# Tamiya Rattle Cans



## silence (Nov 27, 2013)

Finally broke down and tried a can. Wow, am I impressed! Shoulda been using these long ago.

(But that may just be the fumes from painting indoors talking!)

Anyway, just thought I'd share that. I may well be buying more in the future!


----------



## N4521U (Nov 27, 2013)

I use them when I CAN. sorry.

Just have to be aware you'll have fits trying to paint Tamiya acrylics over them. It's a bit testy.
I use the TS series, flat black for props and things. I use the TS30 Silver Leaf for the shiny stuff.
The AS series are mil spec match colors. AS8 is the Corsair blue for instance.

Not cheap, but easy to use and don't have to move the BBQ paint bench out of the sun!


----------



## Airframes (Nov 27, 2013)

I'm quite surprised. I've found any type of aerosol to be limited in its use on models, except very large scale or large, flat areas, due to lack of control. I know a couple of guys who use them on R/C car bodies, but those things are big. On a 1/48th scale model aircraft, for instance, the spray pattern and finish is just too harsh for my liking.


----------



## N4521U (Nov 27, 2013)

This is Tamiya rattle cans, not the 5 dollar stuff from the hardware.
The difference is like house paint and sign painters enamels.
It's the finess in the application of the paint.

I will use it for base colors, but Never try to use it for camo patterns or detail work.


----------



## Airframes (Nov 27, 2013)

Yep, I tried Tamiya cans also. Yes, there's a noticeable difference, and they worked very well when spraying some full scale dummy mines and grenades, but I still don't rate them for model use - my personal feelings, others may feel different.


----------



## N4521U (Nov 27, 2013)

It'a okay...
there was a big hullabulloo amongst sign and house painters when some "idiot" invented the paint roller, it was "Cheating".

For some reason or other, Commonwealth painters haven't Discovered them yet. But then, Oz is about 50 years behind in some areas! How can anyone paint an interior wall or a ceiling by brush?????


----------



## Crimea_River (Nov 27, 2013)

I'll stick with my airbrush thanks.


----------



## mikewint (Nov 27, 2013)

With Terry totally, I used them before I had the airbrush but you have no control of the spray pattern hence a lot of overspray and more paint is lost clearing the nozzle


----------



## N4521U (Nov 27, 2013)

I would do just airbrush, as I did in the States. But I had a sign shop with a dedicated airbrush hook-up to a 5hp compressor and all my stuff at hand. In fact I used to use my One Shot brand sign paint enamels.

But here I have to have clear weather around my BBQ for my 12psi putt putter!


----------



## silence (Nov 27, 2013)

Seems I opened a small can of worms (sorry).

I do not have and do not want an airbrush. For camo I actually like the look I can get with brushes, and I like painting with brushes. The rattle can is just for the base/overall color; I should have been clearer..
^^^^
== The problem ==
Copy the forum thread on Tamiya rattle cans from "I'm quite surprised." through "for my liking.", and substitute "spray can" for "aerosol".

== Record list ==
^^^^
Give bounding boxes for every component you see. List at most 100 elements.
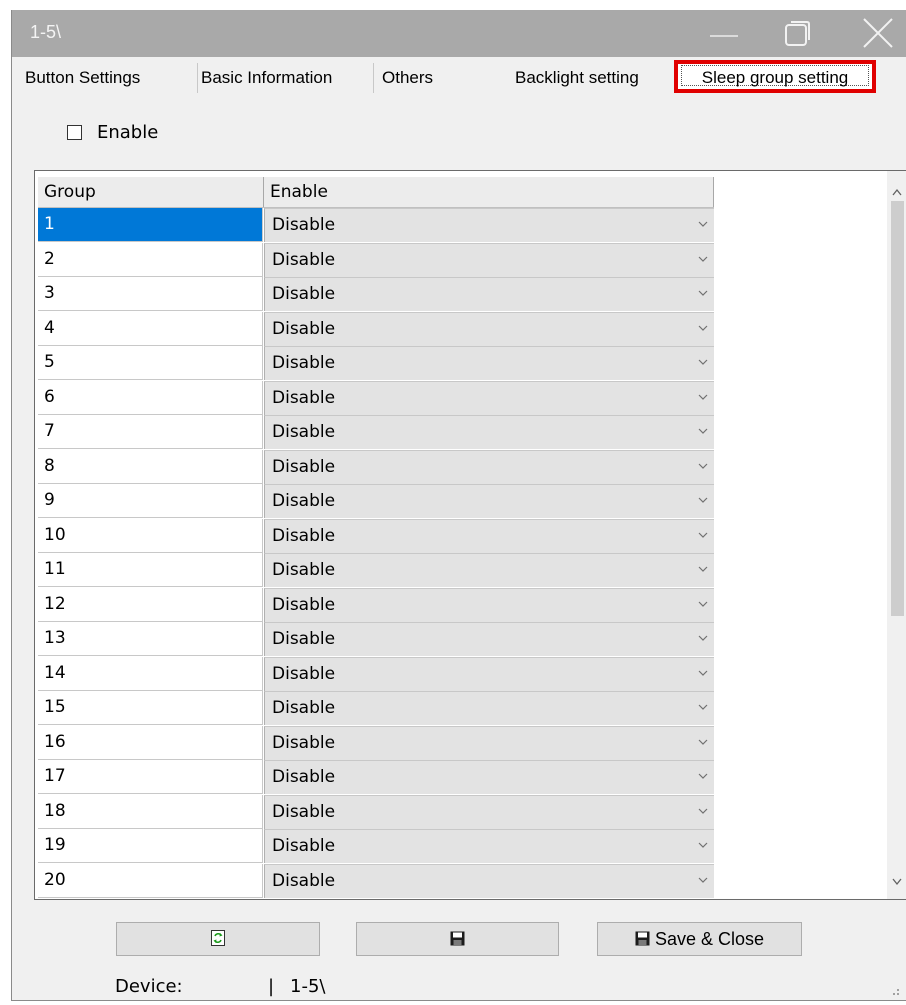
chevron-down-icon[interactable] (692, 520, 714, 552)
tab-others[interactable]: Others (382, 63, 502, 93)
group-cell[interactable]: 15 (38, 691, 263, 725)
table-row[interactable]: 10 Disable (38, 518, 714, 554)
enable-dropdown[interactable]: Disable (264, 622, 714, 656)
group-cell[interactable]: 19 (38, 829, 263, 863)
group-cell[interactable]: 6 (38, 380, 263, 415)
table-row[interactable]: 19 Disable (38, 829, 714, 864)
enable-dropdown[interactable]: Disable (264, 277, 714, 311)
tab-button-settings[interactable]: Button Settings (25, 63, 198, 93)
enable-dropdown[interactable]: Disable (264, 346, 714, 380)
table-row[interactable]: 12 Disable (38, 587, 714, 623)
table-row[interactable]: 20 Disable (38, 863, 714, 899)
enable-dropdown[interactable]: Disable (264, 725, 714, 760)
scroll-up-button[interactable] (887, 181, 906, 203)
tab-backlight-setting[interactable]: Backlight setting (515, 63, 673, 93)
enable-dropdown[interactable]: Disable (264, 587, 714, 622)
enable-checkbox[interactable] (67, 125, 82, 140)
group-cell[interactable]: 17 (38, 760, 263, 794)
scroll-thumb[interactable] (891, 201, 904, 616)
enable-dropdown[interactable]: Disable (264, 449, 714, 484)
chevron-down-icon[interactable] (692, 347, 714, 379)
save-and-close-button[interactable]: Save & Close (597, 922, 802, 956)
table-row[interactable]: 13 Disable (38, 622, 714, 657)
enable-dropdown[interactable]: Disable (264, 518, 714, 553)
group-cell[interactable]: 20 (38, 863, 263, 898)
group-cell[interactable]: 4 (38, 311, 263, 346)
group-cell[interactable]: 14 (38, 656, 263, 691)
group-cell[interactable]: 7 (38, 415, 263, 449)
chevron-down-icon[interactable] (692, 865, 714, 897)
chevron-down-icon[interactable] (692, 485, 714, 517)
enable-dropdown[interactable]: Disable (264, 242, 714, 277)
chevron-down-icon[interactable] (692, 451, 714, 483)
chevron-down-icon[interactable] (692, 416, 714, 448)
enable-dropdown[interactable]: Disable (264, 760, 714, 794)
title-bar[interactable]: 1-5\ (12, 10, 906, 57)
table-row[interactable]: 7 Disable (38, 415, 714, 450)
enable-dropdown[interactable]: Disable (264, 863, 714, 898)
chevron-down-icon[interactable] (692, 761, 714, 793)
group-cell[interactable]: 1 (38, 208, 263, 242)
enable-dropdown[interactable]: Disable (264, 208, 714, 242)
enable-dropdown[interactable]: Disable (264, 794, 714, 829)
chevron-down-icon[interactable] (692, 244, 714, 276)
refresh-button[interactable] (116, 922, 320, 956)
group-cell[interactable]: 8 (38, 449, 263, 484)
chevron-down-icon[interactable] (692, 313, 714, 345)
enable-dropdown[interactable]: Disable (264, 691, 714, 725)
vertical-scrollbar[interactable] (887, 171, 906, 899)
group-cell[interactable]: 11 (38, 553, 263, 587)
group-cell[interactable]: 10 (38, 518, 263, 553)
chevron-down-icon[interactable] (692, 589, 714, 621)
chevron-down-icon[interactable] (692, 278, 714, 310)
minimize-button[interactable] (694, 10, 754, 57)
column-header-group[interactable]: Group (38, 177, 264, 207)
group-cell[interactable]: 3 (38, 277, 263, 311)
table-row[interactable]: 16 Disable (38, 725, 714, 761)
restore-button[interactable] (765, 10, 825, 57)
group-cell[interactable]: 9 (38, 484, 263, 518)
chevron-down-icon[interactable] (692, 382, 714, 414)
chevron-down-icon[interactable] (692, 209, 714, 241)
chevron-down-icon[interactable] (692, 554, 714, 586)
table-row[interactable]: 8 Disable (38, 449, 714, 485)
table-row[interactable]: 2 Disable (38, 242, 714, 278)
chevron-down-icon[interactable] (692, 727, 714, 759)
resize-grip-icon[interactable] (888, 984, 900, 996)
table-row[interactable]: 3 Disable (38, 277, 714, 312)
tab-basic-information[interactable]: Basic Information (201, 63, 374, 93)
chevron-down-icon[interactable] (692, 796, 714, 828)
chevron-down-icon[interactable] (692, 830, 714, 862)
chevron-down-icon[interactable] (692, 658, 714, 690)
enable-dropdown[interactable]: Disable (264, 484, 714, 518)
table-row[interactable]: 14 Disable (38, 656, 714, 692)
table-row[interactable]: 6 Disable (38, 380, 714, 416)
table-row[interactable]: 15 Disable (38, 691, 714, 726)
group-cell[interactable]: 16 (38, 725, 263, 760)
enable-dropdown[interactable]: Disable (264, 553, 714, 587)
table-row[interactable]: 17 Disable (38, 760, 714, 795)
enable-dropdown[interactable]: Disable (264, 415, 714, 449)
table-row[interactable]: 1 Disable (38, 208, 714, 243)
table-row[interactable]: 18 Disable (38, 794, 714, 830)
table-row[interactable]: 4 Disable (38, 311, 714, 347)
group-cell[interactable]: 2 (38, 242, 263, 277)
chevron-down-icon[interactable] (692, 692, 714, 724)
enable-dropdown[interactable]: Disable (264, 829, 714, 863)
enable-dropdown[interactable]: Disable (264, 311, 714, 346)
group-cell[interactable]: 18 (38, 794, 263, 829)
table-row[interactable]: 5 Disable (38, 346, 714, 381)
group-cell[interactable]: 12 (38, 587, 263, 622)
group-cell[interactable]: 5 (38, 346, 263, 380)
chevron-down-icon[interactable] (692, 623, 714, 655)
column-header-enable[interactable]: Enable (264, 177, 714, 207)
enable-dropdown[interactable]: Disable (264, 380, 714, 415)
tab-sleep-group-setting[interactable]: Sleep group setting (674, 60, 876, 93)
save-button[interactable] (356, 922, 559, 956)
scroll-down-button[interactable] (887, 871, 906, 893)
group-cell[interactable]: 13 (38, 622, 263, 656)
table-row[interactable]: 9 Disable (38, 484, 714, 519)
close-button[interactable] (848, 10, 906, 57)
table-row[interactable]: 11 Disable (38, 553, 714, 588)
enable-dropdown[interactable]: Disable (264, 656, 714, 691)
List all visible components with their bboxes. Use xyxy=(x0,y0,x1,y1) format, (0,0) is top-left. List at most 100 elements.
^^^^
== The answer ==
I'm quite surprised. I've found any type of spray can to be limited in its use on models, except very large scale or large, flat areas, due to lack of control. I know a couple of guys who use them on R/C car bodies, but those things are big. On a 1/48th scale model aircraft, for instance, the spray pattern and finish is just too harsh for my liking.